— BEGIN DATA LISTING —

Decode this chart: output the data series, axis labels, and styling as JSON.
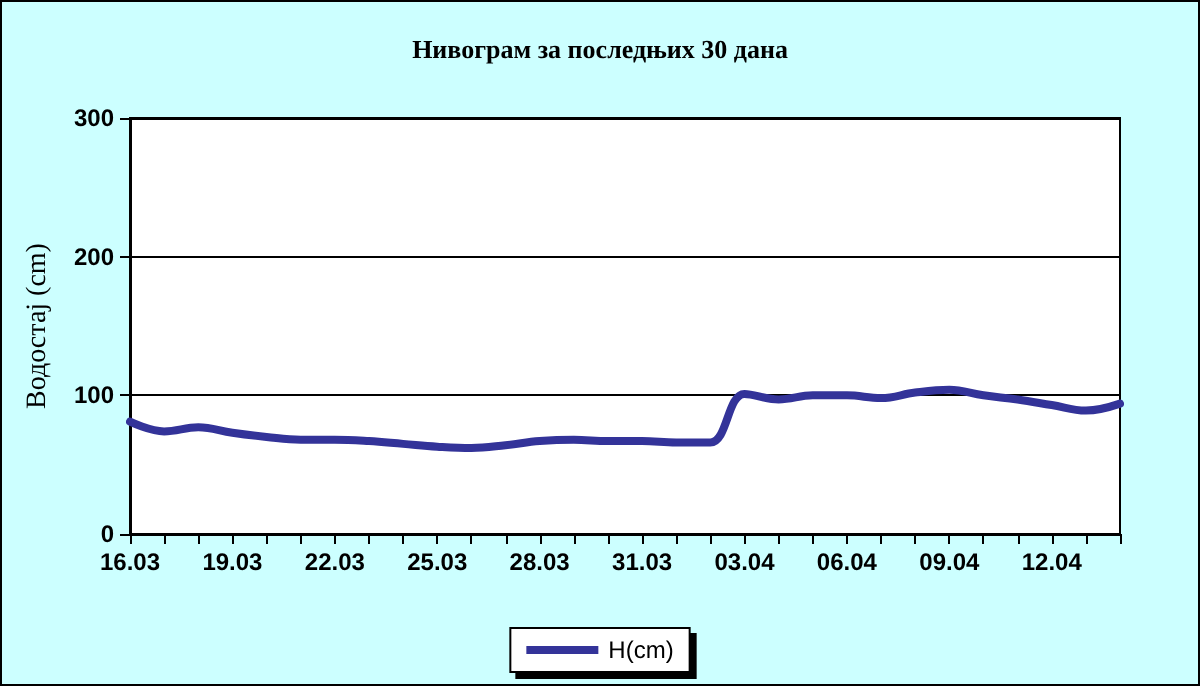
{
  "chart_data": {
    "type": "line",
    "title": "Нивограм за последњих 30 дана",
    "ylabel": "Водостај (cm)",
    "categories": [
      "16.03",
      null,
      null,
      "19.03",
      null,
      null,
      "22.03",
      null,
      null,
      "25.03",
      null,
      null,
      "28.03",
      null,
      null,
      "31.03",
      null,
      null,
      "03.04",
      null,
      null,
      "06.04",
      null,
      null,
      "09.04",
      null,
      null,
      "12.04",
      null,
      null
    ],
    "series": [
      {
        "name": "H(cm)",
        "color": "#333399",
        "values": [
          81,
          74,
          77,
          73,
          70,
          68,
          68,
          67,
          65,
          63,
          62,
          64,
          67,
          68,
          67,
          67,
          66,
          66,
          101,
          97,
          100,
          100,
          98,
          102,
          104,
          100,
          97,
          93,
          89,
          94
        ]
      }
    ],
    "ylim": [
      0,
      300
    ],
    "yticks": [
      0,
      100,
      200,
      300
    ],
    "grid": "y",
    "legend": "bottom",
    "marker": "none",
    "line_style": "solid"
  }
}
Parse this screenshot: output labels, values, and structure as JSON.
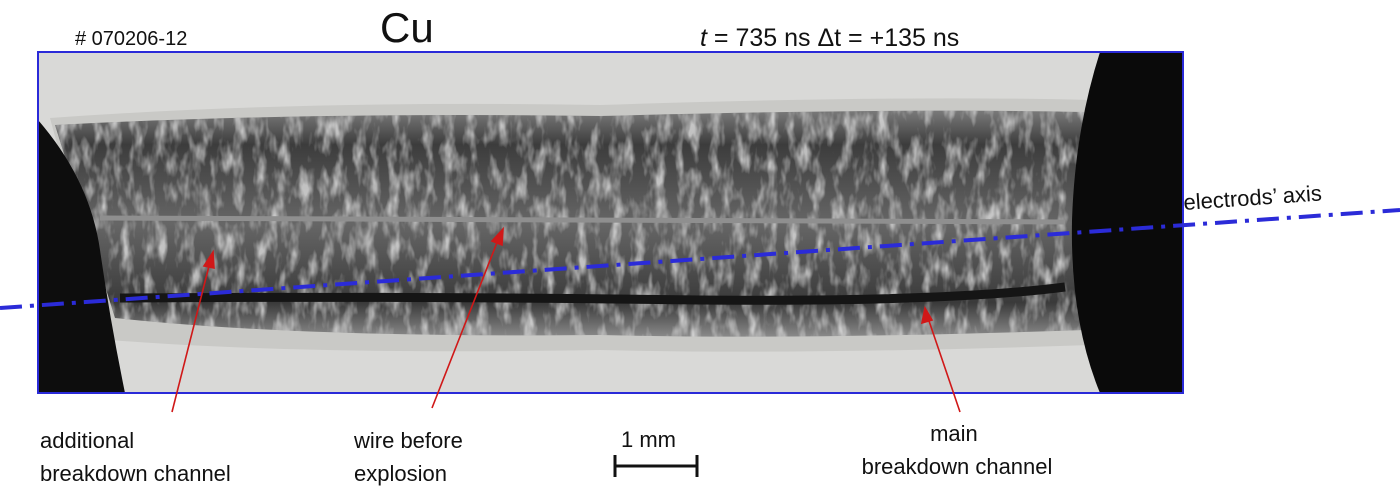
{
  "header": {
    "shot_id": "# 070206-12",
    "material": "Cu",
    "time_symbol": "t",
    "time_text": "= 735 ns  Δt = +135 ns"
  },
  "axis_label": "electrods’ axis",
  "scale_bar": "1 mm",
  "annotations": [
    {
      "lines": [
        "additional",
        "breakdown channel"
      ]
    },
    {
      "lines": [
        "wire before",
        "explosion"
      ]
    },
    {
      "lines": [
        "main",
        "breakdown channel"
      ]
    }
  ]
}
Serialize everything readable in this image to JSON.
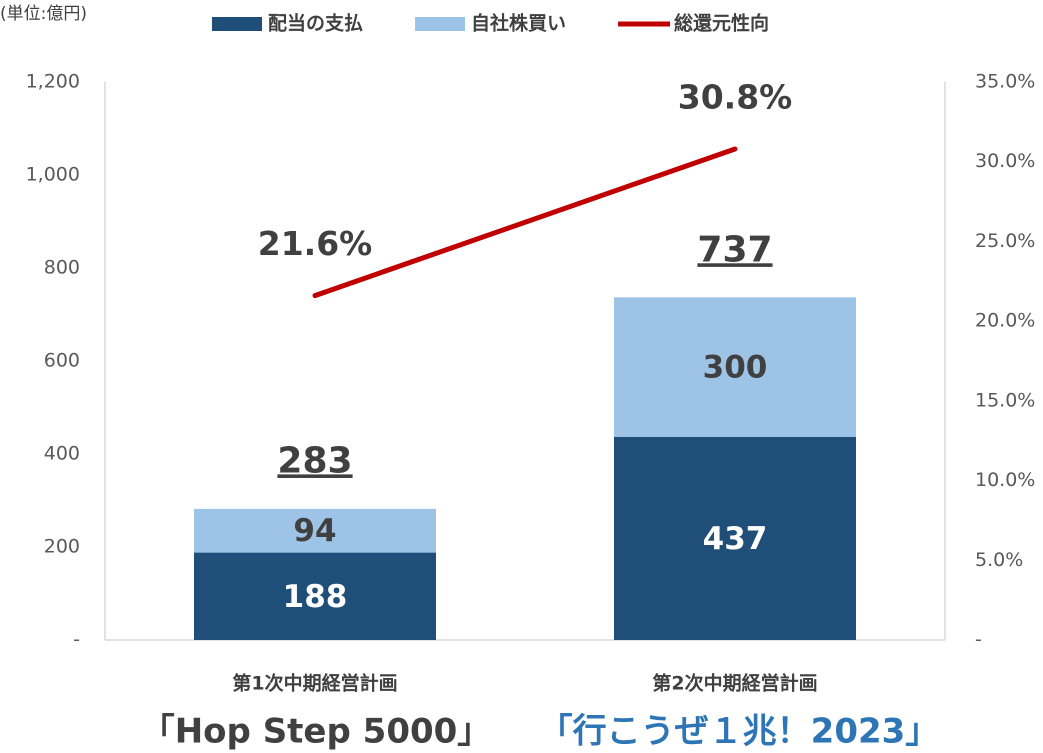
{
  "chart_data": {
    "type": "bar",
    "unit_label": "(単位:億円)",
    "categories": [
      "第1次中期経営計画",
      "第2次中期経営計画"
    ],
    "series": [
      {
        "name": "配当の支払",
        "color": "#1f4e79",
        "values": [
          188,
          437
        ]
      },
      {
        "name": "自社株買い",
        "color": "#9dc3e6",
        "values": [
          94,
          300
        ]
      },
      {
        "name": "総還元性向",
        "color": "#c00000",
        "type": "line",
        "axis": "y2",
        "values": [
          21.6,
          30.8
        ],
        "value_labels": [
          "21.6%",
          "30.8%"
        ]
      }
    ],
    "totals": [
      283,
      737
    ],
    "stacked": true,
    "ylim": [
      0,
      1200
    ],
    "yticks": [
      {
        "value": 0,
        "label": "-"
      },
      200,
      400,
      600,
      800,
      {
        "value": 1000,
        "label": "1,000"
      },
      {
        "value": 1200,
        "label": "1,200"
      }
    ],
    "y2lim": [
      0,
      35
    ],
    "y2ticks": [
      {
        "value": 0,
        "label": "-"
      },
      {
        "value": 5,
        "label": "5.0%"
      },
      {
        "value": 10,
        "label": "10.0%"
      },
      {
        "value": 15,
        "label": "15.0%"
      },
      {
        "value": 20,
        "label": "20.0%"
      },
      {
        "value": 25,
        "label": "25.0%"
      },
      {
        "value": 30,
        "label": "30.0%"
      },
      {
        "value": 35,
        "label": "35.0%"
      }
    ],
    "legend": "top",
    "captions": [
      {
        "text": "「Hop Step 5000」",
        "color": "#404040"
      },
      {
        "text": "「行こうぜ１兆！2023」",
        "color": "#2e75b6"
      }
    ]
  }
}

— END DATA LISTING —

**SHORT PROBLEM:** Find every line with "name" in the listing and state how many there are, nothing else.

**SOLUTION TO THE EXERCISE:** 4